Directions » Give the number of lines in the records below that include "xlabel", and nothing more.

[Data listing]

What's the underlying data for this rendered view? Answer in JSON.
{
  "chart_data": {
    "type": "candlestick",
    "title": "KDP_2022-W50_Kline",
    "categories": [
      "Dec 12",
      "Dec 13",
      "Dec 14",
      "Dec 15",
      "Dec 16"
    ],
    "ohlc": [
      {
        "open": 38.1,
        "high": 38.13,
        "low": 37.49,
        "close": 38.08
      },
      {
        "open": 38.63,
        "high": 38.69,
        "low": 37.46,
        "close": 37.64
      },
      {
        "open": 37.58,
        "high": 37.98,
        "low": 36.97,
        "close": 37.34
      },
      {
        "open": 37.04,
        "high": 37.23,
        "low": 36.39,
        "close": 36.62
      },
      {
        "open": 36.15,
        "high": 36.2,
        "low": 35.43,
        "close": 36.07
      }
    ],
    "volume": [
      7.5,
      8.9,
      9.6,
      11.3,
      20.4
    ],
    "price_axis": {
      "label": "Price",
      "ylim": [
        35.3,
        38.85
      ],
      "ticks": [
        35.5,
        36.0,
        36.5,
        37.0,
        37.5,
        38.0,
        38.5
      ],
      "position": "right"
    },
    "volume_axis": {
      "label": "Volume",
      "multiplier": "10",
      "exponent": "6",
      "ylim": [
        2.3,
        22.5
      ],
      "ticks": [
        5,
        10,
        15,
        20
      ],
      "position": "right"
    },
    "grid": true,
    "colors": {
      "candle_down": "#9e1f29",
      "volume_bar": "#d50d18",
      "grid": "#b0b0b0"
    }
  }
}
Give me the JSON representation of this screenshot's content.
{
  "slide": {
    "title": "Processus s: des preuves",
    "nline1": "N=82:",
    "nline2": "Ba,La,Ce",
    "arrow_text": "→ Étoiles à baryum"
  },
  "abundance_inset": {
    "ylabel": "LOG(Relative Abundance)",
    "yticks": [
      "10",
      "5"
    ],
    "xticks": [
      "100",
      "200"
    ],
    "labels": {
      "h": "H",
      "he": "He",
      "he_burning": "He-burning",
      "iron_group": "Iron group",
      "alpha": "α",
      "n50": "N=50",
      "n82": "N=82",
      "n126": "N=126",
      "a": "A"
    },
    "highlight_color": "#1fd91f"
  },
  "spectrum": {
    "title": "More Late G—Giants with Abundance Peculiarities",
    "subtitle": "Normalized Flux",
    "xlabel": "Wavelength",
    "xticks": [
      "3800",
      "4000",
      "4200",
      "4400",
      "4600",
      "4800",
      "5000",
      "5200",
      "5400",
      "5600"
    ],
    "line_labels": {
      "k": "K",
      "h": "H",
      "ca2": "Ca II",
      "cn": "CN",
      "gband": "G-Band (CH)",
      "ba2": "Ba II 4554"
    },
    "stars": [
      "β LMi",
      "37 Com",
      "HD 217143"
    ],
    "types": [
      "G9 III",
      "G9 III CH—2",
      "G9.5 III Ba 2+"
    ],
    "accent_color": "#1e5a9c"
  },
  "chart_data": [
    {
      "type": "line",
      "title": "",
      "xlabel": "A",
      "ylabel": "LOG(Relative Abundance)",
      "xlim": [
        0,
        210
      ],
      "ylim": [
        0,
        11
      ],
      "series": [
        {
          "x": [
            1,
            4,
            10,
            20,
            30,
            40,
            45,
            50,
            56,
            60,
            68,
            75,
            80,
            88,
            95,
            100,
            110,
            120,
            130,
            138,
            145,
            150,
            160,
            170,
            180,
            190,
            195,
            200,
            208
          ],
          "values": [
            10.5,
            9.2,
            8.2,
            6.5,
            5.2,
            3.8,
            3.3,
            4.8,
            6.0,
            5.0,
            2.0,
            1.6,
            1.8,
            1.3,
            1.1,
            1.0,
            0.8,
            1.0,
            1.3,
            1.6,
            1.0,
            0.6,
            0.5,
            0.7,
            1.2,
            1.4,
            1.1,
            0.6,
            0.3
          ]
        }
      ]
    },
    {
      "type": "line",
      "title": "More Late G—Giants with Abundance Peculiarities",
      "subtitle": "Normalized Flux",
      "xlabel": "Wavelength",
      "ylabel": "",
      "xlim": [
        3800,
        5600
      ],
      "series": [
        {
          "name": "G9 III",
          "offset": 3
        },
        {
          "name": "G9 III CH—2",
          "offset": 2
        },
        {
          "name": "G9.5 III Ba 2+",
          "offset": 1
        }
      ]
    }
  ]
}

Result » 3